----- SOURCE DOCUMENT -----

Senan: Yeah well maybe 50 years before it anyway. But yeah yeah. 1899 only three years later he sent a signal across the English Channel from England to France. So that was like maybe 20 or 25 kilometres something like that. But the real thing; the thing everybody remembers him for is in 1901; two years after the English Channel thing he sent a signal three and a half thousand kilometres from England to Canada. Across the Atlantic Ocean. That was a shocking thing at the time.

Joe: Yeah.

Senan: Like anybody who kind of had a bit of an understanding of what radio waves were all about; which wasn’t very many people back then; they were shocked because it didn’t make sense to them.

Joe: I have a question.

Senan: Yeah.

Joe: So this is the fastest way information is travelling at the time right?

Senan: Yeah.

Joe: He is in England. The buddies are in Canada with the… He sends the signal. How do they let him know that they’ve got it? Do they send him a letter? And like okay…

Senan: Maybe they put up a flare.

Joe: Maybe yeah. Did he send it; like three weeks later he gets a letter going; "Yes I got that." Well okay obviously they go; "Right exactly this time on this date." But he has to sit at home and wait.

Senan: Yeah.

Joe: For that information to go back.

Senan: The message they probably sent was sent back to him was; "Do you want vinegar on those chips?" [laughter]

Joe: Do you want… yeah. But I mean okay I can understand if it actually worked they could actually let him know. But what if it didn’t work? How’s he going to know? He’s going to sit there go; "Now maybe they’re sending a message."

-----

*JOB 1*:
Answer these from the transcript:
(a) In what year did he send a signal across the English Channel?
(b) How far did the 1901 signal travel, and from which country to which?
(c) What does Senan suggest the people in Canada might have done to let him know they got the signal?
*JOB 2*: Please list every geographic place named in the transcript.
The records play no part in this.

----- PROVIDED DATA -----

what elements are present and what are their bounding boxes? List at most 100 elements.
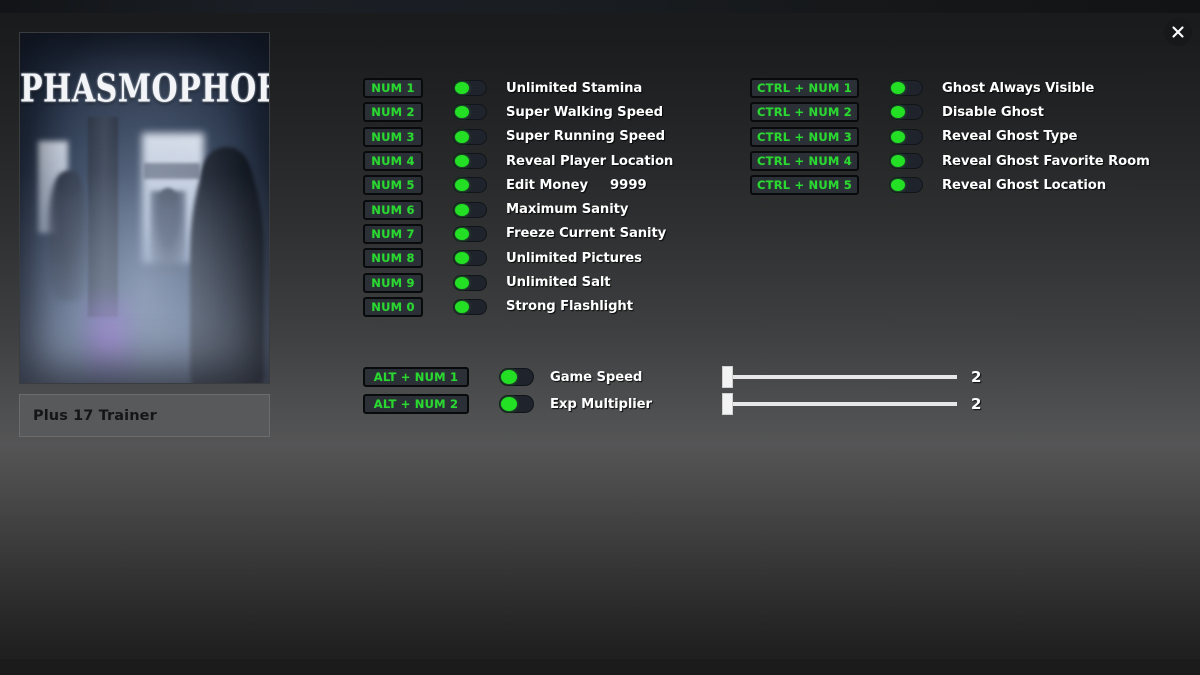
cheat-row: NUM 8 Unlimited Pictures [363,246,673,270]
toggle-knob [891,130,905,143]
cheat-label: Reveal Ghost Location [942,177,1107,193]
toggle-knob [891,82,905,95]
toggle-knob [455,106,469,119]
cheat-toggle[interactable] [889,104,923,121]
cheat-label: Unlimited Pictures [506,250,642,266]
toggle-knob [891,106,905,119]
cheat-row: NUM 7 Freeze Current Sanity [363,222,673,246]
toggle-knob [455,227,469,240]
trainer-name-label: Plus 17 Trainer [33,407,157,424]
cheat-value[interactable]: 9999 [610,178,647,193]
slider-thumb[interactable] [722,366,733,388]
hotkey-button[interactable]: NUM 0 [363,296,423,317]
cheat-toggle[interactable] [889,177,923,194]
slider-value: 2 [971,368,982,386]
hotkey-button[interactable]: CTRL + NUM 1 [750,78,859,99]
slider-thumb[interactable] [722,393,733,415]
toggle-knob [455,276,469,289]
cheat-toggle[interactable] [453,274,487,291]
toggle-knob [891,155,905,168]
slider-label: Exp Multiplier [550,396,652,412]
toggle-knob [501,397,517,411]
cheat-row: CTRL + NUM 1 Ghost Always Visible [750,76,1150,100]
cheat-toggle[interactable] [453,128,487,145]
cheat-row: NUM 5 Edit Money 9999 [363,173,673,197]
hotkey-button[interactable]: NUM 1 [363,78,423,99]
cheat-toggle[interactable] [453,80,487,97]
cheat-toggle[interactable] [453,225,487,242]
slider-row: ALT + NUM 1 Game Speed 2 [363,365,981,389]
toggle-knob [501,370,517,384]
hotkey-button[interactable]: NUM 5 [363,175,423,196]
cheat-label: Reveal Player Location [506,153,674,169]
close-button[interactable] [1164,18,1192,46]
slider-toggle[interactable] [499,368,534,386]
cheat-row: CTRL + NUM 4 Reveal Ghost Favorite Room [750,149,1150,173]
toggle-knob [891,179,905,192]
cheat-row: NUM 4 Reveal Player Location [363,149,673,173]
cheat-row: CTRL + NUM 2 Disable Ghost [750,100,1150,124]
slider-track[interactable] [722,366,957,388]
cheat-row: NUM 9 Unlimited Salt [363,270,673,294]
hotkey-button[interactable]: NUM 2 [363,102,423,123]
hotkey-button[interactable]: NUM 7 [363,223,423,244]
game-cover-panel: PHASMOPHOBIA Plus 17 Trainer [19,32,270,437]
toggle-knob [455,130,469,143]
hotkey-button[interactable]: CTRL + NUM 5 [750,175,859,196]
toggle-knob [455,155,469,168]
cheat-row: CTRL + NUM 3 Reveal Ghost Type [750,125,1150,149]
cheat-label: Unlimited Salt [506,275,611,291]
slider-value: 2 [971,395,982,413]
trainer-name-plate: Plus 17 Trainer [19,394,270,437]
cheat-column-left: NUM 1 Unlimited Stamina NUM 2 Super Walking… [363,76,673,319]
hotkey-button[interactable]: CTRL + NUM 4 [750,151,859,172]
toggle-knob [455,203,469,216]
cheat-label: Ghost Always Visible [942,80,1095,96]
cheat-toggle[interactable] [453,177,487,194]
cheat-toggle[interactable] [453,153,487,170]
toggle-knob [455,300,469,313]
cheat-toggle[interactable] [453,298,487,315]
hotkey-button[interactable]: NUM 3 [363,126,423,147]
cheat-label: Strong Flashlight [506,299,633,315]
hotkey-button[interactable]: ALT + NUM 2 [363,394,469,414]
hotkey-button[interactable]: CTRL + NUM 3 [750,126,859,147]
close-icon [1171,25,1185,39]
cheat-toggle[interactable] [453,201,487,218]
cheat-toggle[interactable] [889,128,923,145]
cheat-label: Disable Ghost [942,104,1044,120]
cheat-label: Freeze Current Sanity [506,226,667,242]
hotkey-button[interactable]: CTRL + NUM 2 [750,102,859,123]
toggle-knob [455,179,469,192]
slider-toggle[interactable] [499,395,534,413]
cheat-toggle[interactable] [889,80,923,97]
cheat-row: NUM 6 Maximum Sanity [363,197,673,221]
cheat-row: NUM 3 Super Running Speed [363,125,673,149]
slider-label: Game Speed [550,369,643,385]
cheat-row: CTRL + NUM 5 Reveal Ghost Location [750,173,1150,197]
hotkey-button[interactable]: NUM 6 [363,199,423,220]
slider-group: ALT + NUM 1 Game Speed 2 ALT + NUM 2 Exp Mul… [363,365,981,416]
cheat-toggle[interactable] [889,153,923,170]
cheat-toggle[interactable] [453,250,487,267]
cheat-label: Reveal Ghost Type [942,129,1078,145]
cheat-row: NUM 1 Unlimited Stamina [363,76,673,100]
hotkey-button[interactable]: ALT + NUM 1 [363,367,469,387]
hotkey-button[interactable]: NUM 8 [363,248,423,269]
hotkey-button[interactable]: NUM 9 [363,272,423,293]
cheat-toggle[interactable] [453,104,487,121]
game-title-logo: PHASMOPHOBIA [20,67,269,112]
cheat-label: Maximum Sanity [506,202,629,218]
hotkey-button[interactable]: NUM 4 [363,151,423,172]
game-cover-art: PHASMOPHOBIA [19,32,270,384]
cheat-label: Reveal Ghost Favorite Room [942,153,1150,169]
toggle-knob [455,82,469,95]
cheat-row: NUM 2 Super Walking Speed [363,100,673,124]
window-top-bar [0,0,1200,13]
cheat-label: Unlimited Stamina [506,80,643,96]
slider-track[interactable] [722,393,957,415]
cheat-label: Super Walking Speed [506,104,663,120]
window-bottom-bar [0,659,1200,675]
toggle-knob [455,252,469,265]
trainer-window: PHASMOPHOBIA Plus 17 Trainer NUM 1 Unlimi… [0,0,1200,675]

-----

*FULL ANSWER 1*:
(a) 1899
(b) Three and a half thousand kilometers, from England to Canada
(c) Put up a flare

*FULL ANSWER 2*: English Channel, England, France, Canada, Atlantic Ocean